**WHAT TO DO**
Reproduce each line exactly.

**EXTRACTED MATERIAL**
********************

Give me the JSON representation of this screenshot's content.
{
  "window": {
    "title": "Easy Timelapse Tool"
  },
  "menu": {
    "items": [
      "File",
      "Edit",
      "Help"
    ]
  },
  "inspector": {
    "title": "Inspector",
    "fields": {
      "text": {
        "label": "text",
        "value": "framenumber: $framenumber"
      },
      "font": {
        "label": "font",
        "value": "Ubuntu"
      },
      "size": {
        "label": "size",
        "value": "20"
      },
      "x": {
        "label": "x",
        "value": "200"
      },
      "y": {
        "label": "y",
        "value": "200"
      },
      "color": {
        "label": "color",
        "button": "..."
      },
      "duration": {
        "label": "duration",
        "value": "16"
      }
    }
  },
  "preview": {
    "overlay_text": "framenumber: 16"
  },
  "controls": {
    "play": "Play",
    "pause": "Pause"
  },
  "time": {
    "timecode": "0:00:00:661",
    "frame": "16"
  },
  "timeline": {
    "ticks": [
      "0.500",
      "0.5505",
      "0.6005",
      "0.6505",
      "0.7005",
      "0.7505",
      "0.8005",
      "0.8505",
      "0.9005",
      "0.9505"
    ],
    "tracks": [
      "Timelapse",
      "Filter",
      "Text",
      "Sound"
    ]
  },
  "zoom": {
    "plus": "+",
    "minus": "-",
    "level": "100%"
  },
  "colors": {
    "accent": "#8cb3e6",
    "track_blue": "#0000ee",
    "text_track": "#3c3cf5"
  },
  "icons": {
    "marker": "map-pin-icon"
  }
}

********************

**WRITTEN REPLY**
Give me the JSON representation of this screenshot's content.
{
  "window": {
    "title": "Easy Timelapse Tool"
  },
  "menu": {
    "items": [
      "File",
      "Edit",
      "Help"
    ]
  },
  "inspector": {
    "title": "Inspector",
    "fields": {
      "text": {
        "label": "text",
        "value": "framenumber: $framenumber"
      },
      "font": {
        "label": "font",
        "value": "Ubuntu"
      },
      "size": {
        "label": "size",
        "value": "20"
      },
      "x": {
        "label": "x",
        "value": "200"
      },
      "y": {
        "label": "y",
        "value": "200"
      },
      "color": {
        "label": "color",
        "button": "..."
      },
      "duration": {
        "label": "duration",
        "value": "16"
      }
    }
  },
  "preview": {
    "overlay_text": "framenumber: 16"
  },
  "controls": {
    "play": "Play",
    "pause": "Pause"
  },
  "time": {
    "timecode": "0:00:00:661",
    "frame": "16"
  },
  "timeline": {
    "ticks": [
      "0.500",
      "0.5505",
      "0.6005",
      "0.6505",
      "0.7005",
      "0.7505",
      "0.8005",
      "0.8505",
      "0.9005",
      "0.9505"
    ],
    "tracks": [
      "Timelapse",
      "Filter",
      "Text",
      "Sound"
    ]
  },
  "zoom": {
    "plus": "+",
    "minus": "-",
    "level": "100%"
  },
  "colors": {
    "accent": "#8cb3e6",
    "track_blue": "#0000ee",
    "text_track": "#3c3cf5"
  },
  "icons": {
    "marker": "map-pin-icon"
  }
}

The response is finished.